Collection entries
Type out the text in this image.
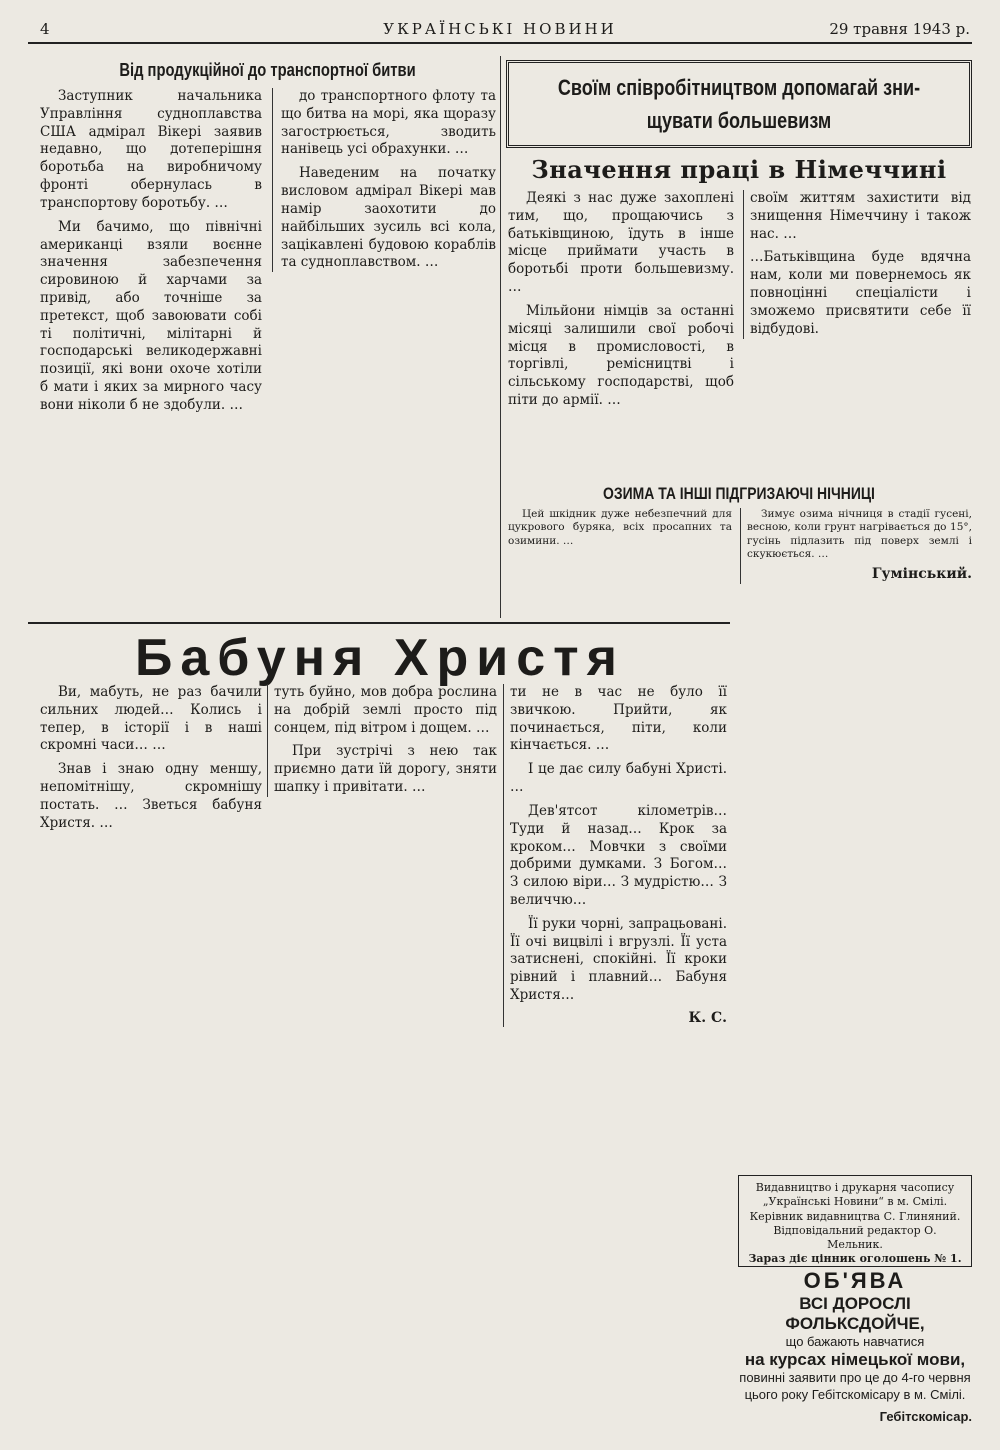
4	УКРАЇНСЬКІ НОВИНИ	29 травня 1943 р.
Від продукційної до транспортної битви

Заступник начальника Управління судноплавства США адмірал Вікері заявив недавно, що дотеперішня боротьба на виробничому фронті обернулась в транспортову боротьбу. …

Ми бачимо, що північні американці взяли воєнне значення забезпечення сировиною й харчами за привід, або точніше за претекст, щоб завоювати собі ті політичні, мілітарні й господарські великодержавні позиції, які вони охоче хотіли б мати і яких за мирного часу вони ніколи б не здобули. …

до транспортного флоту та що битва на морі, яка щоразу загострюється, зводить нанівець усі обрахунки. …

Наведеним на початку висловом адмірал Вікері мав намір заохотити до найбільших зусиль всі кола, зацікавлені будовою кораблів та судноплавством. …

Своїм співробітництвом допомагай зни-
щувати большевизм
Значення праці в Німеччині

Деякі з нас дуже захоплені тим, що, прощаючись з батьківщиною, їдуть в інше місце приймати участь в боротьбі проти большевизму. …

Мільйони німців за останні місяці залишили свої робочі місця в промисловості, в торгівлі, ремісництві і сільському господарстві, щоб піти до армії. …

своїм життям захистити від знищення Німеччину і також нас. …

…Батьківщина буде вдячна нам, коли ми повернемось як повноцінні спеціалісти і зможемо присвятити себе її відбудові.

ОЗИМА ТА ІНШІ ПІДГРИЗАЮЧІ НІЧНИЦІ

Цей шкідник дуже небезпечний для цукрового буряка, всіх просапних та озимини. …

Зимує озима нічниця в стадії гусені, весною, коли грунт нагрівається до 15°, гусінь підлазить під поверх землі і скукюється. …

Гумінський.
Бабуня Христя

Ви, мабуть, не раз бачили сильних людей… Колись і тепер, в історії і в наші скромні часи… …

Знав і знаю одну меншу, непомітнішу, скромнішу постать. … Зветься бабуня Христя. …

туть буйно, мов добра рослина на добрій землі просто під сонцем, під вітром і дощем. …

При зустрічі з нею так приємно дати їй дорогу, зняти шапку і привітати. …

ти не в час не було її звичкою. Прийти, як починається, піти, коли кінчається. …

І це дає силу бабуні Христі. …

Дев'ятсот кілометрів… Туди й назад… Крок за кроком… Мовчки з своїми добрими думками. З Богом… З силою віри… З мудрістю… З величчю…

Її руки чорні, запрацьовані. Її очі вицвілі і вгрузлі. Її уста затиснені, спокійні. Її кроки рівний і плавний… Бабуня Христя…

К. С.
Видавництво і друкарня часопису „Українські Новини“ в м. Смілі.
Керівник видавництва С. Глиняний.
Відповідальний редактор О. Мельник.
Зараз діє цінник оголошень № 1.
ОБ'ЯВА
ВСІ ДОРОСЛІ ФОЛЬКСДОЙЧЕ,
що бажають навчатися
на курсах німецької мови,
повинні заявити про це до 4-го червня цього року Гебітскомісару в м. Смілі.
Гебітскомісар.
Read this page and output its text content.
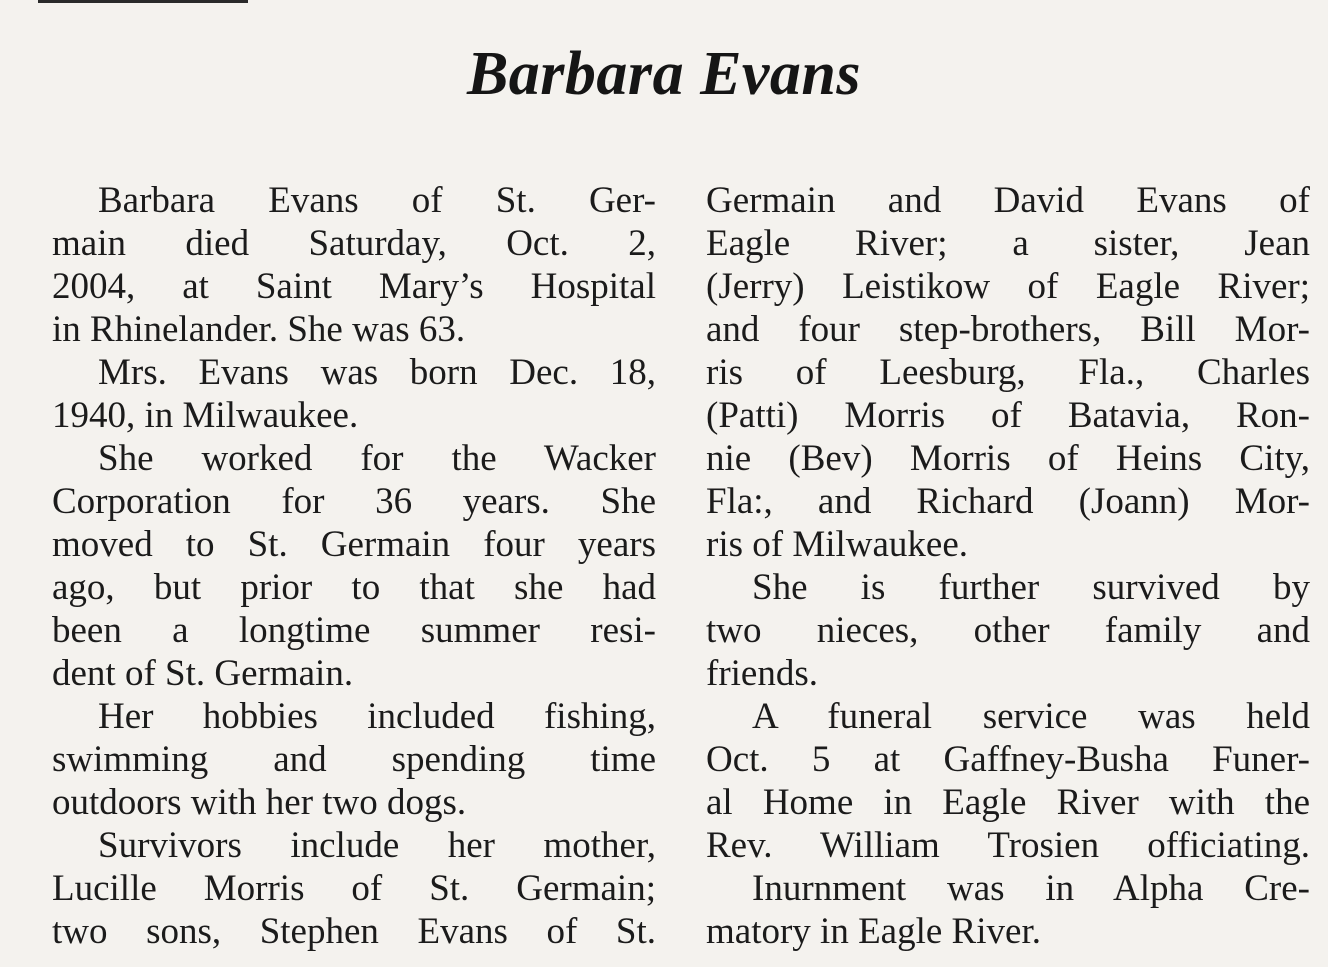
Barbara Evans
Barbara Evans of St. Ger-
main died Saturday, Oct. 2,
2004, at Saint Mary’s Hospital
in Rhinelander. She was 63.
Mrs. Evans was born Dec. 18,
1940, in Milwaukee.
She worked for the Wacker
Corporation for 36 years. She
moved to St. Germain four years
ago, but prior to that she had
been a longtime summer resi-
dent of St. Germain.
Her hobbies included fishing,
swimming and spending time
outdoors with her two dogs.
Survivors include her mother,
Lucille Morris of St. Germain;
two sons, Stephen Evans of St.
Germain and David Evans of
Eagle River; a sister, Jean
(Jerry) Leistikow of Eagle River;
and four step-brothers, Bill Mor-
ris of Leesburg, Fla., Charles
(Patti) Morris of Batavia, Ron-
nie (Bev) Morris of Heins City,
Fla:, and Richard (Joann) Mor-
ris of Milwaukee.
She is further survived by
two nieces, other family and
friends.
A funeral service was held
Oct. 5 at Gaffney-Busha Funer-
al Home in Eagle River with the
Rev. William Trosien officiating.
Inurnment was in Alpha Cre-
matory in Eagle River.
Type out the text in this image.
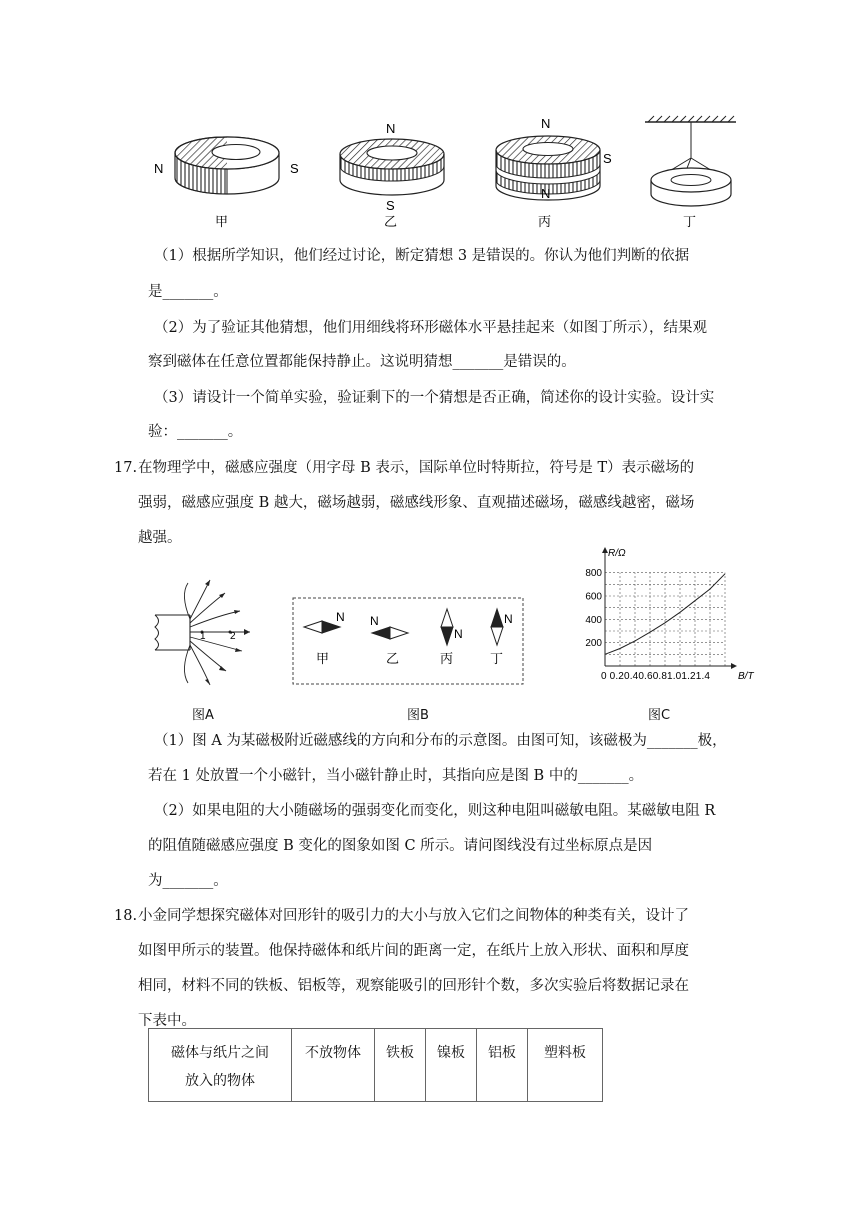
N	S
甲
N
S
乙
N
S
N
丙	丁
（1）根据所学知识，他们经过讨论，断定猜想 3 是错误的。你认为他们判断的依据
是_______。
（2）为了验证其他猜想，他们用细线将环形磁体水平悬挂起来（如图丁所示），结果观
察到磁体在任意位置都能保持静止。这说明猜想_______是错误的。
（3）请设计一个简单实验，验证剩下的一个猜想是否正确，简述你的设计实验。设计实
验：_______。
17. 在物理学中，磁感应强度（用字母 B 表示，国际单位时特斯拉，符号是 T）表示磁场的
强弱，磁感应强度 B 越大，磁场越弱，磁感线形象、直观描述磁场，磁感线越密，磁场
越强。
1 2
图A
N
甲
N
乙
N
丙
N
丁
图B
200
400
600
800
0 0.20.40.60.81.01.21.4
R/Ω
B/T
图C
（1）图 A 为某磁极附近磁感线的方向和分布的示意图。由图可知，该磁极为_______极，
若在 1 处放置一个小磁针，当小磁针静止时，其指向应是图 B 中的_______。
（2）如果电阻的大小随磁场的强弱变化而变化，则这种电阻叫磁敏电阻。某磁敏电阻 R
的阻值随磁感应强度 B 变化的图象如图 C 所示。请问图线没有过坐标原点是因
为_______。
18. 小金同学想探究磁体对回形针的吸引力的大小与放入它们之间物体的种类有关，设计了
如图甲所示的装置。他保持磁体和纸片间的距离一定，在纸片上放入形状、面积和厚度
相同，材料不同的铁板、铝板等，观察能吸引的回形针个数，多次实验后将数据记录在
下表中。
磁体与纸片之间
放入的物体	不放物体	铁板	镍板	铝板	塑料板
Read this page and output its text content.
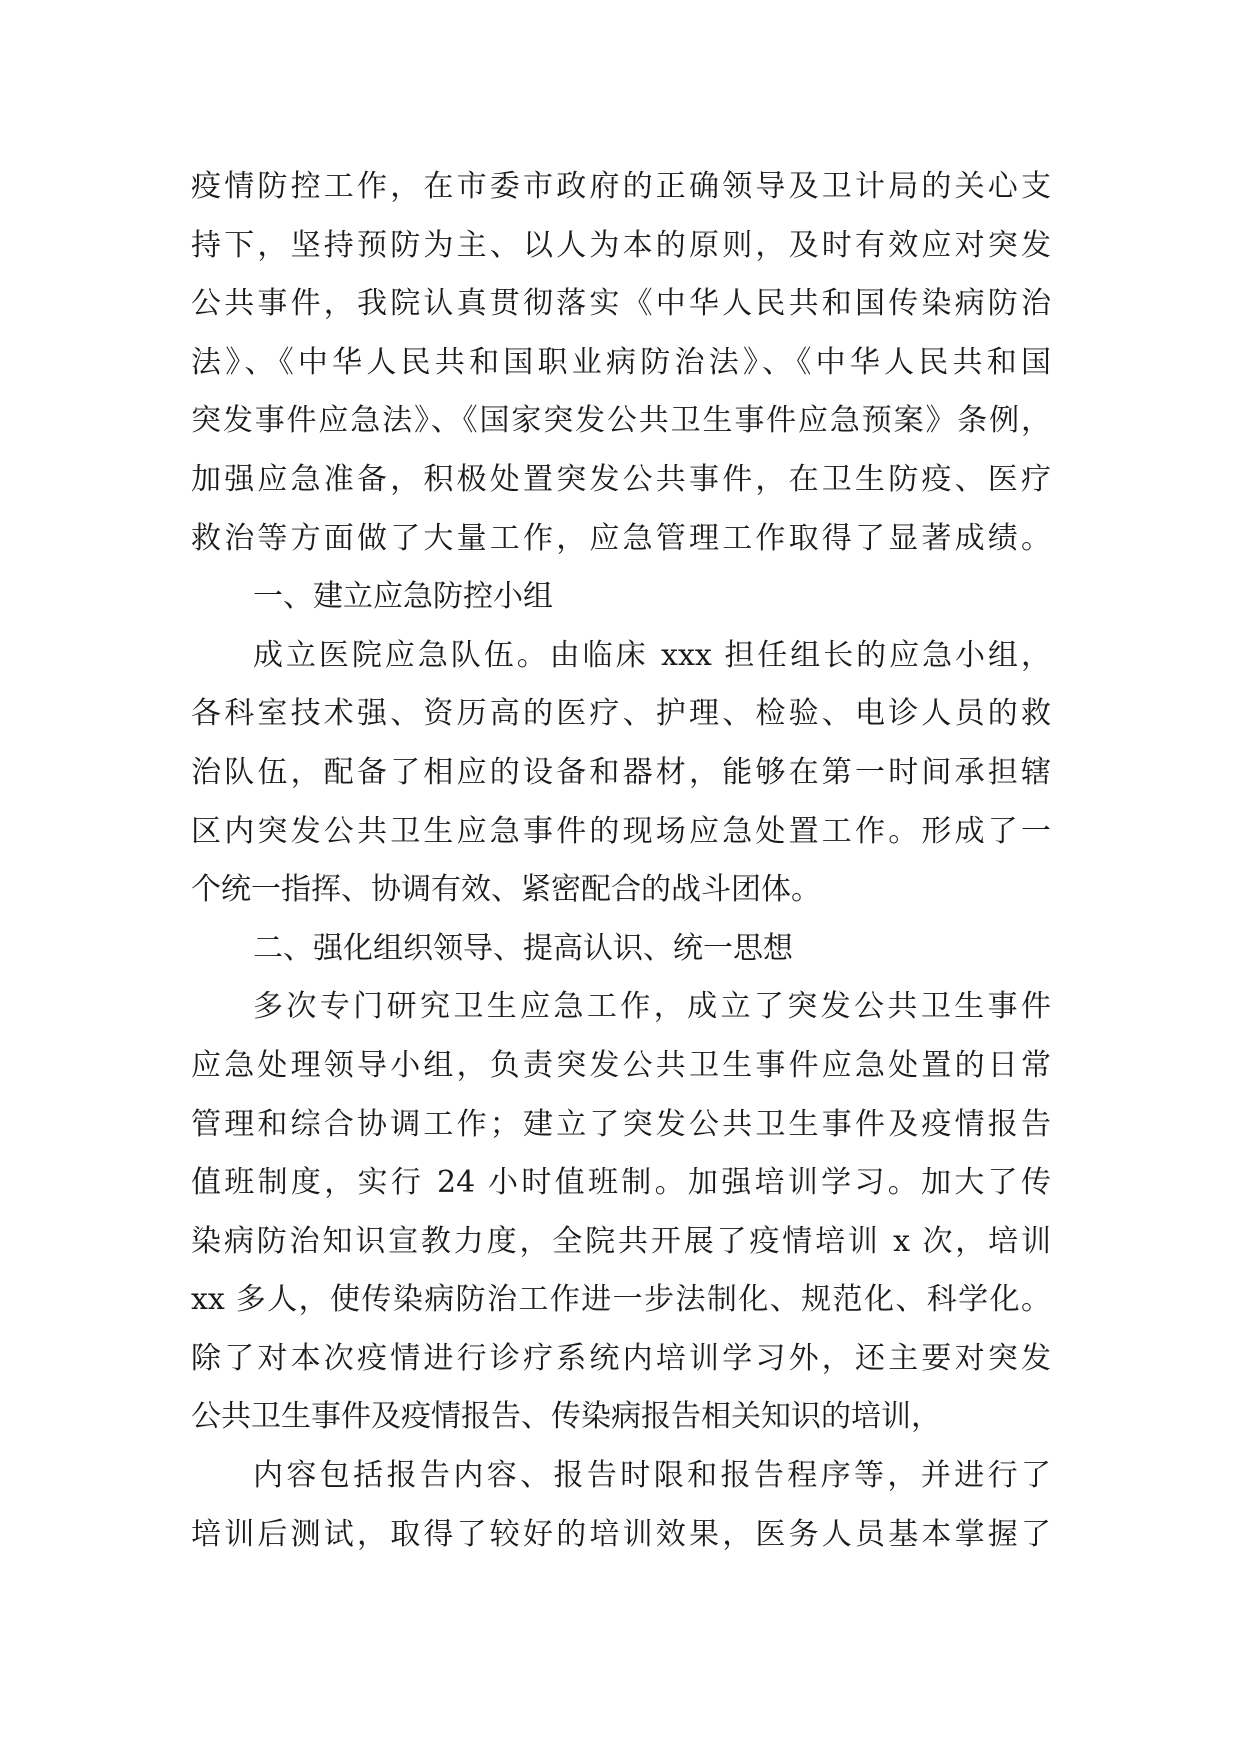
疫情防控工作，在市委市政府的正确领导及卫计局的关心支
持下，坚持预防为主、以人为本的原则，及时有效应对突发
公共事件，我院认真贯彻落实《中华人民共和国传染病防治
法》、《中华人民共和国职业病防治法》、《中华人民共和国
突发事件应急法》、《国家突发公共卫生事件应急预案》条例，
加强应急准备，积极处置突发公共事件，在卫生防疫、医疗
救治等方面做了大量工作，应急管理工作取得了显著成绩。
一、建立应急防控小组
成立医院应急队伍。由临床 xxx 担任组长的应急小组，
各科室技术强、资历高的医疗、护理、检验、电诊人员的救
治队伍，配备了相应的设备和器材，能够在第一时间承担辖
区内突发公共卫生应急事件的现场应急处置工作。形成了一
个统一指挥、协调有效、紧密配合的战斗团体。
二、强化组织领导、提高认识、统一思想
多次专门研究卫生应急工作，成立了突发公共卫生事件
应急处理领导小组，负责突发公共卫生事件应急处置的日常
管理和综合协调工作；建立了突发公共卫生事件及疫情报告
值班制度，实行 24 小时值班制。加强培训学习。加大了传
染病防治知识宣教力度，全院共开展了疫情培训 x 次，培训
xx 多人，使传染病防治工作进一步法制化、规范化、科学化。
除了对本次疫情进行诊疗系统内培训学习外，还主要对突发
公共卫生事件及疫情报告、传染病报告相关知识的培训，
内容包括报告内容、报告时限和报告程序等，并进行了
培训后测试，取得了较好的培训效果，医务人员基本掌握了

== TASK REQUIREMENTS ==
Pull every line containing the word "землі" out of the entries above.

== SOLVED EXERCISE ==
Зимує озима нічниця в стадії гусені, весною, коли грунт нагрівається до 15°, гусінь підлазить під поверх землі і скукюється. …
туть буйно, мов добра рослина на добрій землі просто під сонцем, під вітром і дощем. …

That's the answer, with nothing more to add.